**Recorded data**
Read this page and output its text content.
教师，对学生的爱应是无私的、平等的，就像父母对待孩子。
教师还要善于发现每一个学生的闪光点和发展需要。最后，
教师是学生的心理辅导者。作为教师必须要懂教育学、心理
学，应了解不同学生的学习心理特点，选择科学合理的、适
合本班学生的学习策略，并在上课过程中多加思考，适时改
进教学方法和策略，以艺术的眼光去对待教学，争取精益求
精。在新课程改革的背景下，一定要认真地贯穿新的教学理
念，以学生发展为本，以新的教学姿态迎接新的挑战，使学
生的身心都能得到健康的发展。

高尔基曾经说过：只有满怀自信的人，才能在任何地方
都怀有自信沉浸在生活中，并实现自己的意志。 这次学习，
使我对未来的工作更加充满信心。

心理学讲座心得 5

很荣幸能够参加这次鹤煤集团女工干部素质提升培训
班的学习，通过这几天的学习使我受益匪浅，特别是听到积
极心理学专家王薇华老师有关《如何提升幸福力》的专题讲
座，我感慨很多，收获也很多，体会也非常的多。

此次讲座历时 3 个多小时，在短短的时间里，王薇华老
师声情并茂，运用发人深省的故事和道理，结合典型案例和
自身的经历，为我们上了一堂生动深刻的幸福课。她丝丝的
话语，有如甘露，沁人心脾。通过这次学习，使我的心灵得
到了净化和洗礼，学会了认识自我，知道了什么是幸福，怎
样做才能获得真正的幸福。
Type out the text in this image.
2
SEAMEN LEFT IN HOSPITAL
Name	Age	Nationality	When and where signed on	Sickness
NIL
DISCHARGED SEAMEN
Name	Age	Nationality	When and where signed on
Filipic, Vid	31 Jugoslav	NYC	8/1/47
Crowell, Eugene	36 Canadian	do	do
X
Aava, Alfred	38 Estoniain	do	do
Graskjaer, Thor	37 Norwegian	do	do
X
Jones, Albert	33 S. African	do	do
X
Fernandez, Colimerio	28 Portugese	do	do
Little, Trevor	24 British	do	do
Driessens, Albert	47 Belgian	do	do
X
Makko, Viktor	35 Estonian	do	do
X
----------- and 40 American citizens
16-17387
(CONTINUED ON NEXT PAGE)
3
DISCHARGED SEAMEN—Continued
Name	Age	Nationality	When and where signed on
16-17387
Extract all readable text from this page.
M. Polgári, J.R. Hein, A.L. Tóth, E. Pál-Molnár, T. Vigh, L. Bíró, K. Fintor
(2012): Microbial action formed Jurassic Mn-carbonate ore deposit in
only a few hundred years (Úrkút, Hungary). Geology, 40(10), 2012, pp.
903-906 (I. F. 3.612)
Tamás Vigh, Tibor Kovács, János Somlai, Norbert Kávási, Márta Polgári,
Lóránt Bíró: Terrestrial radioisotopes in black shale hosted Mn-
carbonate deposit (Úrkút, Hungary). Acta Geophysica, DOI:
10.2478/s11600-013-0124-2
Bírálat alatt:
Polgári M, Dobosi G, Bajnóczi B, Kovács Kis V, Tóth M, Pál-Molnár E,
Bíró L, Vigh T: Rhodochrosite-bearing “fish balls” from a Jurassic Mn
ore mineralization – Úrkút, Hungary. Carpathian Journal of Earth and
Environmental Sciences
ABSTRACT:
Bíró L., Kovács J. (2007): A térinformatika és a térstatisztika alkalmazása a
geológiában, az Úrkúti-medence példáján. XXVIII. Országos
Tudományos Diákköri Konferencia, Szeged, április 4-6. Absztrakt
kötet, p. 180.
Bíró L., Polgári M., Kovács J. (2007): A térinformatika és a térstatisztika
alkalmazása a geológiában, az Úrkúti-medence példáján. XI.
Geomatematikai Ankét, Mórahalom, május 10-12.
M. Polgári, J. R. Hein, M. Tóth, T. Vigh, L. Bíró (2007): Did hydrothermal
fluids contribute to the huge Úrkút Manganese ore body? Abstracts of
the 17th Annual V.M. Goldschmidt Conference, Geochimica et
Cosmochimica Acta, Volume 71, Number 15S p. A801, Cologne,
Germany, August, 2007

**What to work on**
From the records above, extract every entry verbatim.

**Task solution**
Read this page and output its text content.
教师，对学生的爱应是无私的、平等的，就像父母对待孩子。
教师还要善于发现每一个学生的闪光点和发展需要。最后，
教师是学生的心理辅导者。作为教师必须要懂教育学、心理
学，应了解不同学生的学习心理特点，选择科学合理的、适
合本班学生的学习策略，并在上课过程中多加思考，适时改
进教学方法和策略，以艺术的眼光去对待教学，争取精益求
精。在新课程改革的背景下，一定要认真地贯穿新的教学理
念，以学生发展为本，以新的教学姿态迎接新的挑战，使学
生的身心都能得到健康的发展。

高尔基曾经说过：只有满怀自信的人，才能在任何地方
都怀有自信沉浸在生活中，并实现自己的意志。 这次学习，
使我对未来的工作更加充满信心。

心理学讲座心得 5

很荣幸能够参加这次鹤煤集团女工干部素质提升培训
班的学习，通过这几天的学习使我受益匪浅，特别是听到积
极心理学专家王薇华老师有关《如何提升幸福力》的专题讲
座，我感慨很多，收获也很多，体会也非常的多。

此次讲座历时 3 个多小时，在短短的时间里，王薇华老
师声情并茂，运用发人深省的故事和道理，结合典型案例和
自身的经历，为我们上了一堂生动深刻的幸福课。她丝丝的
话语，有如甘露，沁人心脾。通过这次学习，使我的心灵得
到了净化和洗礼，学会了认识自我，知道了什么是幸福，怎
样做才能获得真正的幸福。
Type out the text in this image.
2
SEAMEN LEFT IN HOSPITAL
Name	Age	Nationality	When and where signed on	Sickness
NIL
DISCHARGED SEAMEN
Name	Age	Nationality	When and where signed on
Filipic, Vid	31 Jugoslav	NYC	8/1/47
Crowell, Eugene	36 Canadian	do	do
X
Aava, Alfred	38 Estoniain	do	do
Graskjaer, Thor	37 Norwegian	do	do
X
Jones, Albert	33 S. African	do	do
X
Fernandez, Colimerio	28 Portugese	do	do
Little, Trevor	24 British	do	do
Driessens, Albert	47 Belgian	do	do
X
Makko, Viktor	35 Estonian	do	do
X
----------- and 40 American citizens
16-17387
(CONTINUED ON NEXT PAGE)
3
DISCHARGED SEAMEN—Continued
Name	Age	Nationality	When and where signed on
16-17387
Extract all readable text from this page.
M. Polgári, J.R. Hein, A.L. Tóth, E. Pál-Molnár, T. Vigh, L. Bíró, K. Fintor
(2012): Microbial action formed Jurassic Mn-carbonate ore deposit in
only a few hundred years (Úrkút, Hungary). Geology, 40(10), 2012, pp.
903-906 (I. F. 3.612)
Tamás Vigh, Tibor Kovács, János Somlai, Norbert Kávási, Márta Polgári,
Lóránt Bíró: Terrestrial radioisotopes in black shale hosted Mn-
carbonate deposit (Úrkút, Hungary). Acta Geophysica, DOI:
10.2478/s11600-013-0124-2
Bírálat alatt:
Polgári M, Dobosi G, Bajnóczi B, Kovács Kis V, Tóth M, Pál-Molnár E,
Bíró L, Vigh T: Rhodochrosite-bearing “fish balls” from a Jurassic Mn
ore mineralization – Úrkút, Hungary. Carpathian Journal of Earth and
Environmental Sciences
ABSTRACT:
Bíró L., Kovács J. (2007): A térinformatika és a térstatisztika alkalmazása a
geológiában, az Úrkúti-medence példáján. XXVIII. Országos
Tudományos Diákköri Konferencia, Szeged, április 4-6. Absztrakt
kötet, p. 180.
Bíró L., Polgári M., Kovács J. (2007): A térinformatika és a térstatisztika
alkalmazása a geológiában, az Úrkúti-medence példáján. XI.
Geomatematikai Ankét, Mórahalom, május 10-12.
M. Polgári, J. R. Hein, M. Tóth, T. Vigh, L. Bíró (2007): Did hydrothermal
fluids contribute to the huge Úrkút Manganese ore body? Abstracts of
the 17th Annual V.M. Goldschmidt Conference, Geochimica et
Cosmochimica Acta, Volume 71, Number 15S p. A801, Cologne,
Germany, August, 2007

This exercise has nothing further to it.